Work to complete →
Write the records below out in full, character for character, with no pictures.

Exercise input →
-- begin --

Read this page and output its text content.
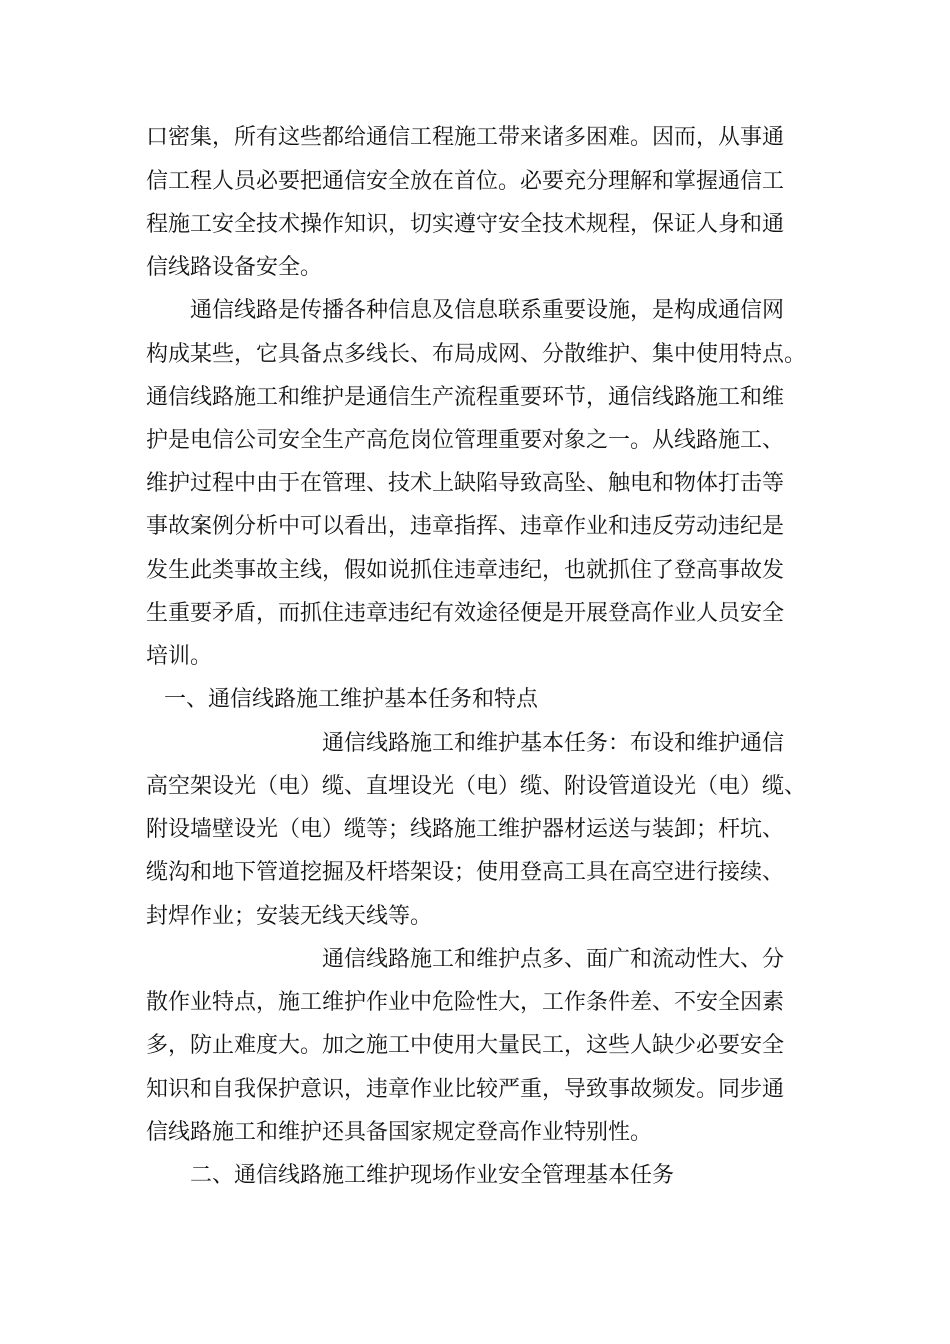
口密集，所有这些都给通信工程施工带来诸多困难。因而，从事通
信工程人员必要把通信安全放在首位。必要充分理解和掌握通信工
程施工安全技术操作知识，切实遵守安全技术规程，保证人身和通
信线路设备安全。
通信线路是传播各种信息及信息联系重要设施，是构成通信网
构成某些，它具备点多线长、布局成网、分散维护、集中使用特点。
通信线路施工和维护是通信生产流程重要环节，通信线路施工和维
护是电信公司安全生产高危岗位管理重要对象之一。从线路施工、
维护过程中由于在管理、技术上缺陷导致高坠、触电和物体打击等
事故案例分析中可以看出，违章指挥、违章作业和违反劳动违纪是
发生此类事故主线，假如说抓住违章违纪，也就抓住了登高事故发
生重要矛盾，而抓住违章违纪有效途径便是开展登高作业人员安全
培训。
一、通信线路施工维护基本任务和特点
通信线路施工和维护基本任务：布设和维护通信
高空架设光（电）缆、直埋设光（电）缆、附设管道设光（电）缆、
附设墙壁设光（电）缆等；线路施工维护器材运送与装卸；杆坑、
缆沟和地下管道挖掘及杆塔架设；使用登高工具在高空进行接续、
封焊作业；安装无线天线等。
通信线路施工和维护点多、面广和流动性大、分
散作业特点，施工维护作业中危险性大，工作条件差、不安全因素
多，防止难度大。加之施工中使用大量民工，这些人缺少必要安全
知识和自我保护意识，违章作业比较严重，导致事故频发。同步通
信线路施工和维护还具备国家规定登高作业特别性。
二、通信线路施工维护现场作业安全管理基本任务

-- end --

Result of the exercise →
Read this page and output its text content.
口密集，所有这些都给通信工程施工带来诸多困难。因而，从事通
信工程人员必要把通信安全放在首位。必要充分理解和掌握通信工
程施工安全技术操作知识，切实遵守安全技术规程，保证人身和通
信线路设备安全。
通信线路是传播各种信息及信息联系重要设施，是构成通信网
构成某些，它具备点多线长、布局成网、分散维护、集中使用特点。
通信线路施工和维护是通信生产流程重要环节，通信线路施工和维
护是电信公司安全生产高危岗位管理重要对象之一。从线路施工、
维护过程中由于在管理、技术上缺陷导致高坠、触电和物体打击等
事故案例分析中可以看出，违章指挥、违章作业和违反劳动违纪是
发生此类事故主线，假如说抓住违章违纪，也就抓住了登高事故发
生重要矛盾，而抓住违章违纪有效途径便是开展登高作业人员安全
培训。
一、通信线路施工维护基本任务和特点
通信线路施工和维护基本任务：布设和维护通信
高空架设光（电）缆、直埋设光（电）缆、附设管道设光（电）缆、
附设墙壁设光（电）缆等；线路施工维护器材运送与装卸；杆坑、
缆沟和地下管道挖掘及杆塔架设；使用登高工具在高空进行接续、
封焊作业；安装无线天线等。
通信线路施工和维护点多、面广和流动性大、分
散作业特点，施工维护作业中危险性大，工作条件差、不安全因素
多，防止难度大。加之施工中使用大量民工，这些人缺少必要安全
知识和自我保护意识，违章作业比较严重，导致事故频发。同步通
信线路施工和维护还具备国家规定登高作业特别性。
二、通信线路施工维护现场作业安全管理基本任务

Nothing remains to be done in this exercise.